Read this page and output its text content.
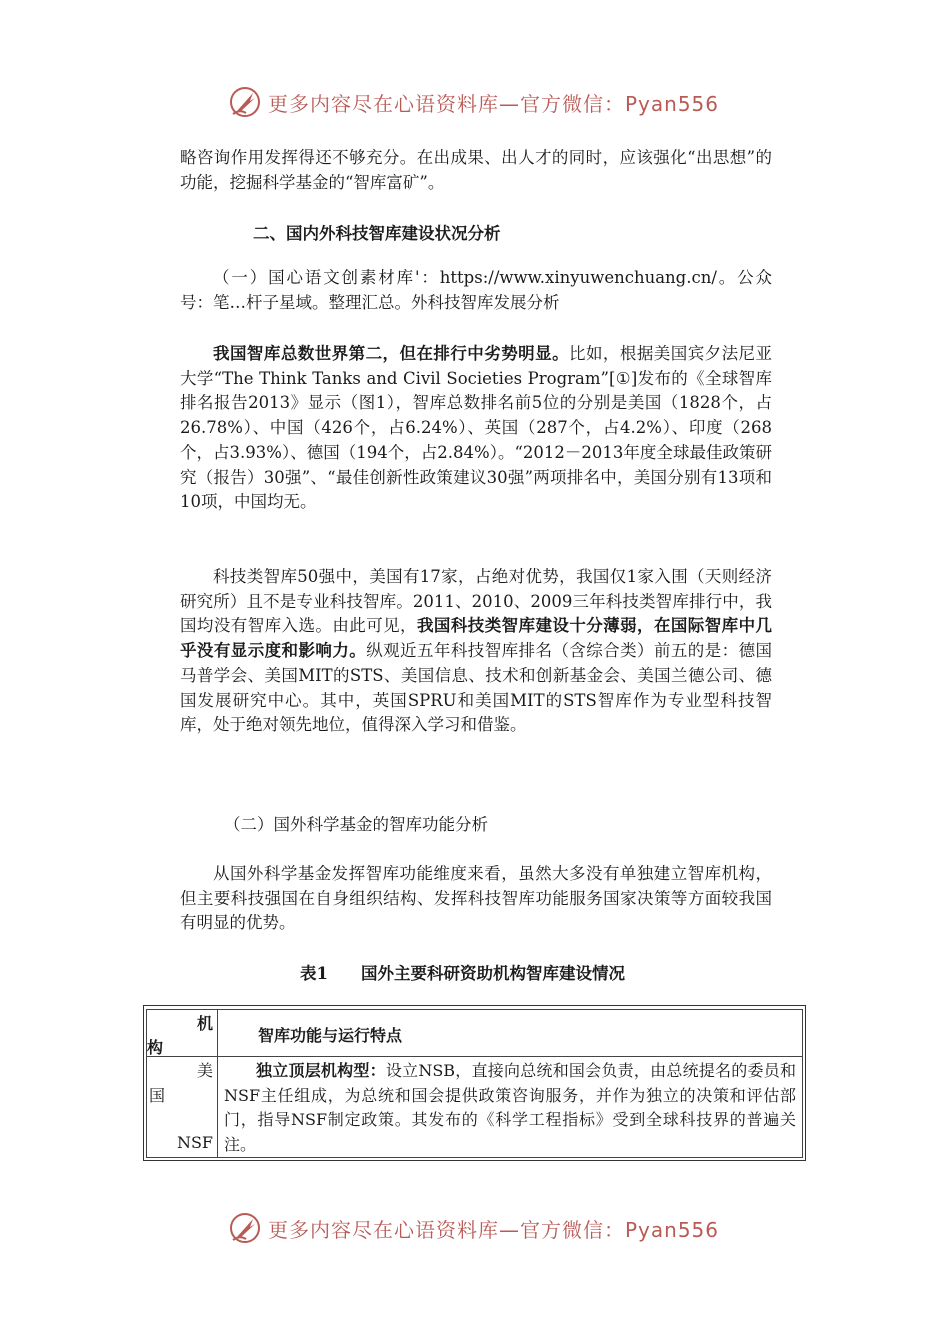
更多内容尽在心语资料库—官方微信：Pyan556

略咨询作用发挥得还不够充分。在出成果、出人才的同时，应该强化“出思想”的功能，挖掘科学基金的“智库富矿”。

二、国内外科技智库建设状况分析

（一）国心语文创素材库'：https://www.xinyuwenchuang.cn/。公众号：笔…杆子星域。整理汇总。外科技智库发展分析

我国智库总数世界第二，但在排行中劣势明显。比如，根据美国宾夕法尼亚大学“The Think Tanks and Civil Societies Program”[①]发布的《全球智库排名报告2013》显示（图1），智库总数排名前5位的分别是美国（1828个，占26.78%）、中国（426个，占6.24%）、英国（287个，占4.2%）、印度（268个，占3.93%）、德国（194个，占2.84%）。“2012－2013年度全球最佳政策研究（报告）30强”、“最佳创新性政策建议30强”两项排名中，美国分别有13项和10项，中国均无。

科技类智库50强中，美国有17家，占绝对优势，我国仅1家入围（天则经济研究所）且不是专业科技智库。2011、2010、2009三年科技类智库排行中，我国均没有智库入选。由此可见，我国科技类智库建设十分薄弱，在国际智库中几乎没有显示度和影响力。纵观近五年科技智库排名（含综合类）前五的是：德国马普学会、美国MIT的STS、美国信息、技术和创新基金会、美国兰德公司、德国发展研究中心。其中，英国SPRU和美国MIT的STS智库作为专业型科技智库，处于绝对领先地位，值得深入学习和借鉴。

（二）国外科学基金的智库功能分析

从国外科学基金发挥智库功能维度来看，虽然大多没有单独建立智库机构，但主要科技强国在自身组织结构、发挥科技智库功能服务国家决策等方面较我国有明显的优势。

表1　　国外主要科研资助机构智库建设情况

机
构	智库功能与运行特点

美
国
NSF	独立顶层机构型：设立NSB，直接向总统和国会负责，由总统提名的委员和NSF主任组成，为总统和国会提供政策咨询服务，并作为独立的决策和评估部门，指导NSF制定政策。其发布的《科学工程指标》受到全球科技界的普遍关注。
更多内容尽在心语资料库—官方微信：Pyan556
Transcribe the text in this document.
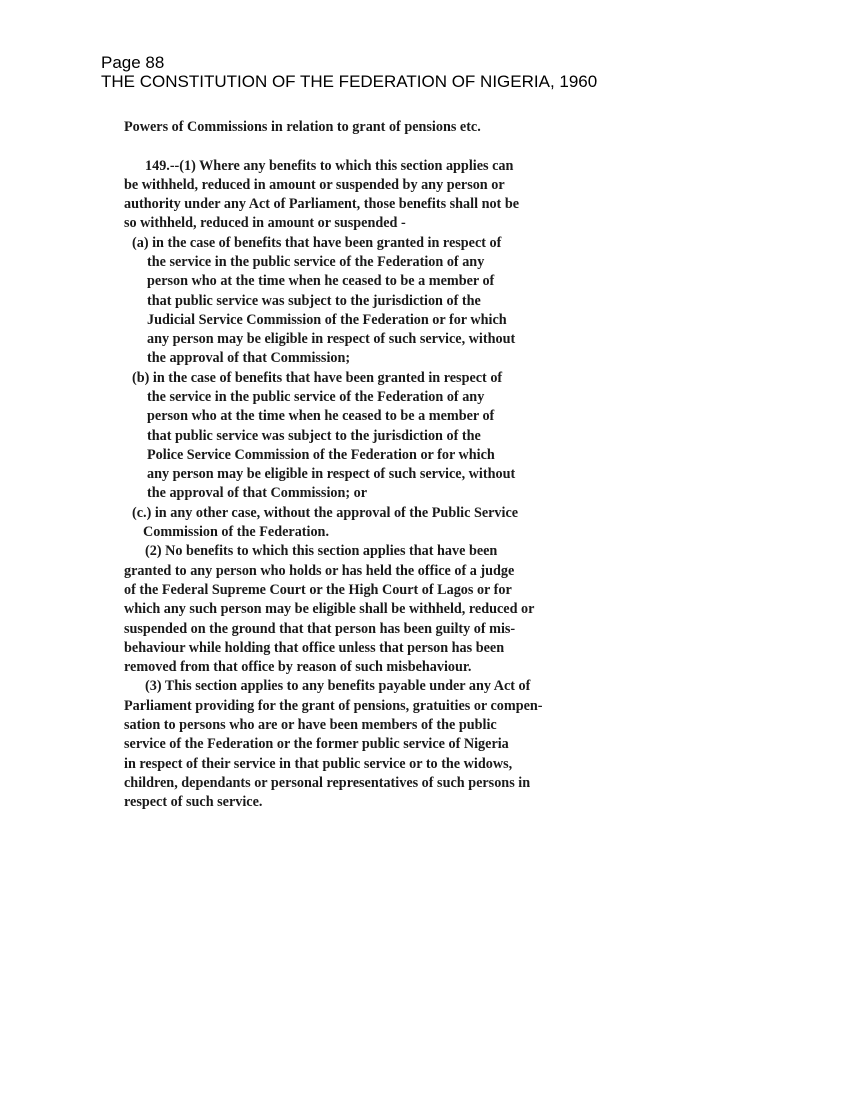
Page 88
THE CONSTITUTION OF THE FEDERATION OF NIGERIA, 1960
Powers of Commissions in relation to grant of pensions etc.
149.--(1) Where any benefits to which this section applies can
be withheld, reduced in amount or suspended by any person or
authority under any Act of Parliament, those benefits shall not be
so withheld, reduced in amount or suspended -
(a) in the case of benefits that have been granted in respect of
the service in the public service of the Federation of any
person who at the time when he ceased to be a member of
that public service was subject to the jurisdiction of the
Judicial Service Commission of the Federation or for which
any person may be eligible in respect of such service, without
the approval of that Commission;
(b) in the case of benefits that have been granted in respect of
the service in the public service of the Federation of any
person who at the time when he ceased to be a member of
that public service was subject to the jurisdiction of the
Police Service Commission of the Federation or for which
any person may be eligible in respect of such service, without
the approval of that Commission; or
(c.) in any other case, without the approval of the Public Service
Commission of the Federation.
(2) No benefits to which this section applies that have been
granted to any person who holds or has held the office of a judge
of the Federal Supreme Court or the High Court of Lagos or for
which any such person may be eligible shall be withheld, reduced or
suspended on the ground that that person has been guilty of mis-
behaviour while holding that office unless that person has been
removed from that office by reason of such misbehaviour.
(3) This section applies to any benefits payable under any Act of
Parliament providing for the grant of pensions, gratuities or compen-
sation to persons who are or have been members of the public
service of the Federation or the former public service of Nigeria
in respect of their service in that public service or to the widows,
children, dependants or personal representatives of such persons in
respect of such service.
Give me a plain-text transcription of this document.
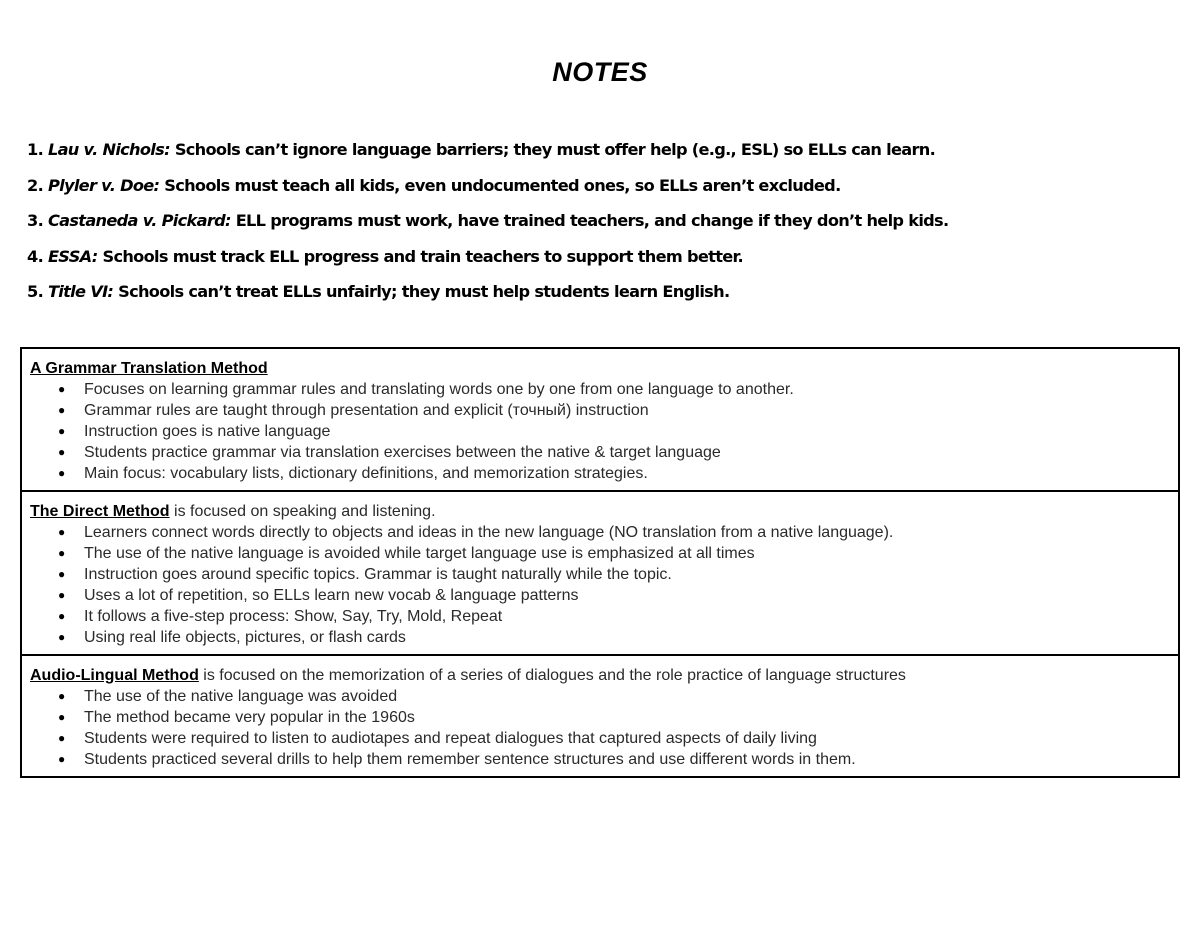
NOTES
1. Lau v. Nichols: Schools can’t ignore language barriers; they must offer help (e.g., ESL) so ELLs can learn.
2. Plyler v. Doe: Schools must teach all kids, even undocumented ones, so ELLs aren’t excluded.
3. Castaneda v. Pickard: ELL programs must work, have trained teachers, and change if they don’t help kids.
4. ESSA: Schools must track ELL progress and train teachers to support them better.
5. Title VI: Schools can’t treat ELLs unfairly; they must help students learn English.
A Grammar Translation Method
● Focuses on learning grammar rules and translating words one by one from one language to another.
● Grammar rules are taught through presentation and explicit (точный) instruction
● Instruction goes is native language
● Students practice grammar via translation exercises between the native & target language
● Main focus: vocabulary lists, dictionary definitions, and memorization strategies.

The Direct Method is focused on speaking and listening.
● Learners connect words directly to objects and ideas in the new language (NO translation from a native language).
● The use of the native language is avoided while target language use is emphasized at all times
● Instruction goes around specific topics. Grammar is taught naturally while the topic.
● Uses a lot of repetition, so ELLs learn new vocab & language patterns
● It follows a five-step process: Show, Say, Try, Mold, Repeat
● Using real life objects, pictures, or flash cards

Audio-Lingual Method is focused on the memorization of a series of dialogues and the role practice of language structures
● The use of the native language was avoided
● The method became very popular in the 1960s
● Students were required to listen to audiotapes and repeat dialogues that captured aspects of daily living
● Students practiced several drills to help them remember sentence structures and use different words in them.
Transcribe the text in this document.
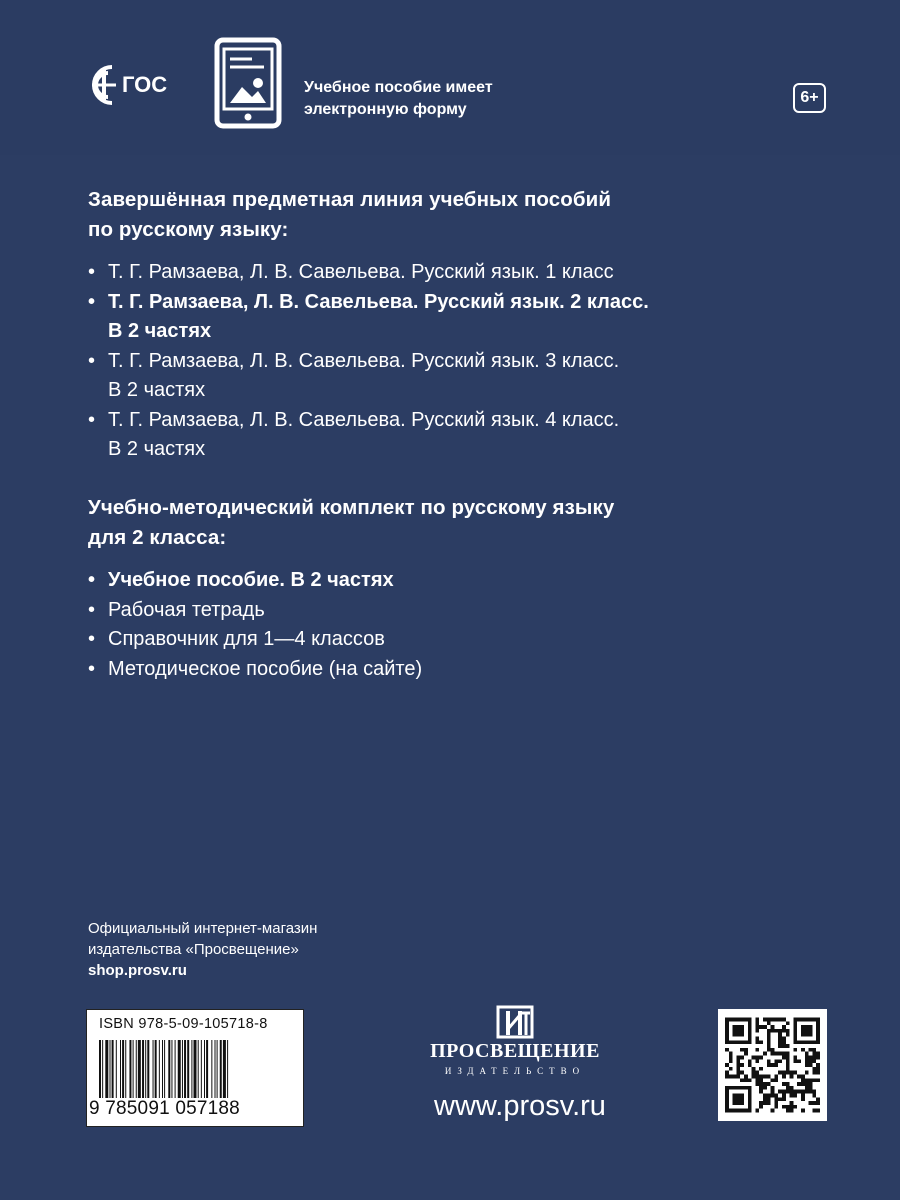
ГОС	Учебное пособие имеет
электронную форму
6+
Завершённая предметная линия учебных пособий
по русскому языку:
• Т. Г. Рамзаева, Л. В. Савельева. Русский язык. 1 класс
• Т. Г. Рамзаева, Л. В. Савельева. Русский язык. 2 класс.
В 2 частях
• Т. Г. Рамзаева, Л. В. Савельева. Русский язык. 3 класс.
В 2 частях
• Т. Г. Рамзаева, Л. В. Савельева. Русский язык. 4 класс.
В 2 частях
Учебно-методический комплект по русскому языку
для 2 класса:
• Учебное пособие. В 2 частях
• Рабочая тетрадь
• Справочник для 1—4 классов
• Методическое пособие (на сайте)
Официальный интернет-магазин
издательства «Просвещение»
shop.prosv.ru
ISBN 978-5-09-105718-8
9 785091 057188
ПРОСВЕЩЕНИЕ
ИЗДАТЕЛЬСТВО
www.prosv.ru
--- --- ---
* _WHAT YOU ARE ASKED TO DO_
Give only the number of lines in the listing above that include the string "rules".

* _OUTPUT OF THE TASK_
2